* [原文]:
⁂
【問題】
アナログデバイス(ADI)社は、マサチューセッツ州のノーウッドにある半導体メーカーである。アナログ社と類似した企業5社の情報を使い1985年12月31日時点のADI社の価値を評価せよ。
アナログデバイス社
純売上高(百万ドル) 119.3
発行済み普通株式数 114.5
EBIT(百万ドル) 163.6
税率 25%
株主資本の簿価(百万ドル) 656.0
有利子負債の簿価(百万ドル) 82.4
類似公開企業との対比によるアナログデバイス社の評価(1985年12月31日)
アナログ社 バーブラウ社 リニアテ社 マキシム社 シリコニ社 モトローラ社
類似企業とアナログデバイス
社の比較リスク成長率リターン
ROIC 16.6 15.0 25.5 37.9 27.4 12.9
ROE 18.2 16.3 25.5 37.9 26.8 16.1
負債対資産比率(%)34.5 29.0 16.9 22.1 56.6 51.5
5年間の売上高成長 14.3 9.9 32.2 43.1 14.0 20.3
価値の指標
PER 14.2 25.8 18.7 15.2 18.9
企業の市場価値÷[EBIT×(1-税率)] 16.3 26.6 19.4 18.3 24.2
株主資本の市場価値÷株主資本 2.3 6.6 7.1 4.1 3.0
企業の市場価値÷企業の簿価(倍) 1.9 5.6 5.7 2.3 2.0
【自分の解答】
ROIC 16.6も安定的な数字と考えられる
ROE 18.2%問題ない数字である、突出したものではない
負債対資産比率 34.5と約3割が負債というのも問題はない、安定経営であるといえる
5年間の売上高成長率 は、14.3%低くはないが突出した数字ではない 安定成長と考えられる
全般的に他者と比べ安定的な会社であるといえる。
⁂
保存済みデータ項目
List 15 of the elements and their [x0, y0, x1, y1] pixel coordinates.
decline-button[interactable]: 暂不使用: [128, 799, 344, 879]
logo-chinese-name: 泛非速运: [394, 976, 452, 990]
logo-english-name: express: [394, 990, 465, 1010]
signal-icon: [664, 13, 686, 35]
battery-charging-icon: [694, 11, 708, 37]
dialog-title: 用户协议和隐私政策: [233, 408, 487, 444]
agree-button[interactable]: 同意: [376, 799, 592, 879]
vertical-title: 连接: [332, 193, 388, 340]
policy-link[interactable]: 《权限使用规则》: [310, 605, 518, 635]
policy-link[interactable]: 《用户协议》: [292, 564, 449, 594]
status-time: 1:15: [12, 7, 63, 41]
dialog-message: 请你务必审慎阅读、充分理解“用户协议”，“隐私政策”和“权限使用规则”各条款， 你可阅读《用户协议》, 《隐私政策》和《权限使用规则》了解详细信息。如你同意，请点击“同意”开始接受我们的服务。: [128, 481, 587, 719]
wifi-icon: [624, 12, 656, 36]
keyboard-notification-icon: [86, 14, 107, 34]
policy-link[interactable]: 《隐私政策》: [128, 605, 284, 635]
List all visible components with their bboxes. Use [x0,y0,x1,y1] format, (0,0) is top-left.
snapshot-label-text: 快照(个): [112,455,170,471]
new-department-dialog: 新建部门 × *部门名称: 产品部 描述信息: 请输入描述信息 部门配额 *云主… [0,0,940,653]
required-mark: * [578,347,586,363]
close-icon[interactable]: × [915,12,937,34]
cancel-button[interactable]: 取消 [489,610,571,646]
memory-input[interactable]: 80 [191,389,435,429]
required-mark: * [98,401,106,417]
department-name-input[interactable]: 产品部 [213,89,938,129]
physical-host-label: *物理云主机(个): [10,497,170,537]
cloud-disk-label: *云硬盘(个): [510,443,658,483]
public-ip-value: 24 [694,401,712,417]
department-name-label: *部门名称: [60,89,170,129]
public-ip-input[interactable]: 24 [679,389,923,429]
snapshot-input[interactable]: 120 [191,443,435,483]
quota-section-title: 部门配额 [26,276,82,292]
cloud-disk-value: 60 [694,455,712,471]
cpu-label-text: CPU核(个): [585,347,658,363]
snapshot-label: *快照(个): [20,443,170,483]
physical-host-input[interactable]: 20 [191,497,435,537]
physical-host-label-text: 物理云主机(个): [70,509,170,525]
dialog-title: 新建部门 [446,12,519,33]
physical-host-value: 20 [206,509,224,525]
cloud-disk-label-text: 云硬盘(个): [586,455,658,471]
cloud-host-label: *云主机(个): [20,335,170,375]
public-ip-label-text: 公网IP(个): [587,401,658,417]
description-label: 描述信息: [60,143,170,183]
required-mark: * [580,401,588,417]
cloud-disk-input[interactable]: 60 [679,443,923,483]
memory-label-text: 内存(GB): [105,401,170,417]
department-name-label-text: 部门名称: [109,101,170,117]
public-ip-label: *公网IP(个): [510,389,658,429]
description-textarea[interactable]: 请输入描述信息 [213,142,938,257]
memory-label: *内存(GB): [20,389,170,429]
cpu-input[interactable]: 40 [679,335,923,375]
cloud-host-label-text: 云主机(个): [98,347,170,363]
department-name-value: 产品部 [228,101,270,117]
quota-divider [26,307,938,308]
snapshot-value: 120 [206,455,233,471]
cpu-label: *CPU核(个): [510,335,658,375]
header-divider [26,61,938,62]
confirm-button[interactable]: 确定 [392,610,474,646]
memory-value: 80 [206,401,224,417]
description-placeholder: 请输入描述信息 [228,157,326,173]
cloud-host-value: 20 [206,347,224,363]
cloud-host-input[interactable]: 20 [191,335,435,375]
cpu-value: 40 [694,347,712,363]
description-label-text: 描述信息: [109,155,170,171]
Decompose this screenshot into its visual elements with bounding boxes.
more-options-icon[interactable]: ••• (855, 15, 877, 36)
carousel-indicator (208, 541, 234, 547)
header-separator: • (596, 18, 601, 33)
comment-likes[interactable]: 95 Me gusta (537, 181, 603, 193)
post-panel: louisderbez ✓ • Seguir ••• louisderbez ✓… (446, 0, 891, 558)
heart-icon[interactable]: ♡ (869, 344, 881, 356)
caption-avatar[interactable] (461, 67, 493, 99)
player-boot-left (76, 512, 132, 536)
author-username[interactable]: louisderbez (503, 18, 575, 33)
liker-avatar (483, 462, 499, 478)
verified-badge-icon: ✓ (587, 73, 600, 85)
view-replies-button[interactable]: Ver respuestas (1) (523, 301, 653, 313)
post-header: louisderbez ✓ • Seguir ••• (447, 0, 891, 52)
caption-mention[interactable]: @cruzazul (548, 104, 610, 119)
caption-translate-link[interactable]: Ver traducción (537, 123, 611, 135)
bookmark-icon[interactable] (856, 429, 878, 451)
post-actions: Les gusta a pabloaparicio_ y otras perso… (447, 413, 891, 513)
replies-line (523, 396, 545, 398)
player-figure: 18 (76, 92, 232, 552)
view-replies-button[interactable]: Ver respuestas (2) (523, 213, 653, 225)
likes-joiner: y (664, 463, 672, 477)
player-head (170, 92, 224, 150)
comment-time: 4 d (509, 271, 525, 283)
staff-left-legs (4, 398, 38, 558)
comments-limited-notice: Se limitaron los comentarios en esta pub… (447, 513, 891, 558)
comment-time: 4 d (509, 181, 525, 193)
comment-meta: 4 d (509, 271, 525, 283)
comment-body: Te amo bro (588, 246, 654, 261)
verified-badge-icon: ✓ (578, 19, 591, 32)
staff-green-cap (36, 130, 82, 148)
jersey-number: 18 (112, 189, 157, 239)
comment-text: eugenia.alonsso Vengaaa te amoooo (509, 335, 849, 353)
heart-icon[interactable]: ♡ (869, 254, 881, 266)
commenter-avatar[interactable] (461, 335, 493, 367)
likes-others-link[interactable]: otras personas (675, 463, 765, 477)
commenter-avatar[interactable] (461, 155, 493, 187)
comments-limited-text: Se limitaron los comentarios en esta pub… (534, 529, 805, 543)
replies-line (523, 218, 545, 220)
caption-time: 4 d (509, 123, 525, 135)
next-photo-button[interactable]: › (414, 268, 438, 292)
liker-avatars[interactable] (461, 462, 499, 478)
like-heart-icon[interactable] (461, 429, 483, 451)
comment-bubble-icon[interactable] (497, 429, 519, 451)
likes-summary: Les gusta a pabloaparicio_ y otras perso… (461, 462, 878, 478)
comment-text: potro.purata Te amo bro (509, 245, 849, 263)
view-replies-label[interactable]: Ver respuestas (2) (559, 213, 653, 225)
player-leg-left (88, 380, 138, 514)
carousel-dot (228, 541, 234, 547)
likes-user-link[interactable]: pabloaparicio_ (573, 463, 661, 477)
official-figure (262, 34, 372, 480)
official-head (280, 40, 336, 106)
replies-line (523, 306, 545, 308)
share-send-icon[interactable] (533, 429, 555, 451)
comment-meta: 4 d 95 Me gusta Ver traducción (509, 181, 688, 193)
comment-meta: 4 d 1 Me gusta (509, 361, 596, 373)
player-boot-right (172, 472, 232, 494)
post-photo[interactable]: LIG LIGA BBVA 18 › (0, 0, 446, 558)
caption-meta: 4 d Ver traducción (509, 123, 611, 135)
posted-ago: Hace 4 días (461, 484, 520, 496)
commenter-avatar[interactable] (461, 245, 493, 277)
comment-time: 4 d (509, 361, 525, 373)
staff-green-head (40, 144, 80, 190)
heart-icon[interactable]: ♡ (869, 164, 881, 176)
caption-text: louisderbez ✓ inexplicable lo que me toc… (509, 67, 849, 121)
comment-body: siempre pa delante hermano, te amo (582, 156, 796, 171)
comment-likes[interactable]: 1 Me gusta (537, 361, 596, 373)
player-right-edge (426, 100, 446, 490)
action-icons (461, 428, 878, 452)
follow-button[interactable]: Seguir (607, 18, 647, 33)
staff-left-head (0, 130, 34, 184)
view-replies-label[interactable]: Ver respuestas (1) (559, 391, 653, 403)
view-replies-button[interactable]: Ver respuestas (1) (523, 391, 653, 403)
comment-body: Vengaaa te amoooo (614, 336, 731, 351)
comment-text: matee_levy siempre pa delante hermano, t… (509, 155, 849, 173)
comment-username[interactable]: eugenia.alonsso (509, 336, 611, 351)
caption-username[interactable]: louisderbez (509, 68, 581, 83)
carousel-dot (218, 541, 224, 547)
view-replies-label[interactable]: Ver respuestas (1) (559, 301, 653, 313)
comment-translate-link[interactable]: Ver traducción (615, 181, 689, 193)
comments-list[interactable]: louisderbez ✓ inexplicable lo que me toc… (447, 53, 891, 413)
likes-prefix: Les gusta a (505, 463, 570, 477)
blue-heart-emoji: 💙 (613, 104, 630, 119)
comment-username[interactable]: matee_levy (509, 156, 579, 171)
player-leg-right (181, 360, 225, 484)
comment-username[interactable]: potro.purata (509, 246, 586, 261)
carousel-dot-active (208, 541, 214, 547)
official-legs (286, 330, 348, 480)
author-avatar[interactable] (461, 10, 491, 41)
⁂
* [作業指示 1]: 原文によると、アナログデバイス社はどこにある半導体メーカーか答えなさい。
* [作業指示 2]: 原文の「アナログ社と類似した企業5社の情報を使い1985年12月31日時点のADI社の価値を評価せよ。」という文を英語に訳しなさい。

* [解答欄 1]: マサチューセッツ州のノーウッドです。

* [解答欄 2]: Using information on five companies similar to Analog Devices, evaluate the value of ADI as of December 31, 1985.